-- BEGIN Listed entries --
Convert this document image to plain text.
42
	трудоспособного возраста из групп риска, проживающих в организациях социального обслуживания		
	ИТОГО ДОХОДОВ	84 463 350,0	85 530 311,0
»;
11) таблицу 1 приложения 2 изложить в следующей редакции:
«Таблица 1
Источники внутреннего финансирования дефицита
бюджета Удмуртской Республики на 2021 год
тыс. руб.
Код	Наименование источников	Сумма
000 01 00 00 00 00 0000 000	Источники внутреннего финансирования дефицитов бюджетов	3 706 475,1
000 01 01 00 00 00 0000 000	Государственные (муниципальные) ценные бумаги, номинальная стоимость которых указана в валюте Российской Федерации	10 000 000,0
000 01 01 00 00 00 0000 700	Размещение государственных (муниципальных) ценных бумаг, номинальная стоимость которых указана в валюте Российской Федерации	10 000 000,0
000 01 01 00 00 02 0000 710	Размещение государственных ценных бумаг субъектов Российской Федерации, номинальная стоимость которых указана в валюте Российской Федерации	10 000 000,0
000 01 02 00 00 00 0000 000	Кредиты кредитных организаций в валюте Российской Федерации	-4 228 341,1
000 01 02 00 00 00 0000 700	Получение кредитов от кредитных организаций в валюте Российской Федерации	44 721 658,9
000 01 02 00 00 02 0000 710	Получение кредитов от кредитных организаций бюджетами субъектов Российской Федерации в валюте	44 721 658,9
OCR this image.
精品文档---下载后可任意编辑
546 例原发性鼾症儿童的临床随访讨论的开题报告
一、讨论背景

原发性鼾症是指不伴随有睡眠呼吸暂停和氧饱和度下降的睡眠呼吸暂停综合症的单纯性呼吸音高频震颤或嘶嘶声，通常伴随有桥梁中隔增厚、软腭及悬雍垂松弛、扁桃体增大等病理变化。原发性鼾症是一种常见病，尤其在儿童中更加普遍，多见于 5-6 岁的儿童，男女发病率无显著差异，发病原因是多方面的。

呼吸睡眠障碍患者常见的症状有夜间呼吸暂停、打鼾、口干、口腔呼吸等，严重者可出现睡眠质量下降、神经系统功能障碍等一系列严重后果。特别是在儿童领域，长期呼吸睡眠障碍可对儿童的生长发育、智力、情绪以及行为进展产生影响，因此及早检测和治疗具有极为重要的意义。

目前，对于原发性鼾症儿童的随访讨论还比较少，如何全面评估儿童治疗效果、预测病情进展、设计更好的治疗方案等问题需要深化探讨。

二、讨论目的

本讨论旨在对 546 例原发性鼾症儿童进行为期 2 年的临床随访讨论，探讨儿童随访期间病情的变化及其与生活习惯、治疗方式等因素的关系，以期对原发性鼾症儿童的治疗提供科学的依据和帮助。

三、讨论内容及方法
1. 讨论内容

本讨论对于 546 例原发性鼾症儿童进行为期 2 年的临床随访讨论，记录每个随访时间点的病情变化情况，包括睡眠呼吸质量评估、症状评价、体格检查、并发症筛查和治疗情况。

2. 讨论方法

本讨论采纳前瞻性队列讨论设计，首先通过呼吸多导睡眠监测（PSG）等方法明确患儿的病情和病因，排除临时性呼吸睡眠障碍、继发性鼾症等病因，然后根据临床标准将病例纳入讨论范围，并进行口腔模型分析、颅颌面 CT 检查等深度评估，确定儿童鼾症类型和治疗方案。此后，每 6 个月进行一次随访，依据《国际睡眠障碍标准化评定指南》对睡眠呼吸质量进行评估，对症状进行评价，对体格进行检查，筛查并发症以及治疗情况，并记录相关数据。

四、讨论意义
-- END Listed entries --
## Task description
Select every line of the records holding the string "例原发性鼾症儿童进行为期".

## Answer for the task
本讨论旨在对 546 例原发性鼾症儿童进行为期 2 年的临床随访讨论，探讨儿童随访期间病情的变化及其与生活习惯、治疗方式等因素的关系，以期对原发性鼾症儿童的治疗提供科学的依据和帮助。
本讨论对于 546 例原发性鼾症儿童进行为期 2 年的临床随访讨论，记录每个随访时间点的病情变化情况，包括睡眠呼吸质量评估、症状评价、体格检查、并发症筛查和治疗情况。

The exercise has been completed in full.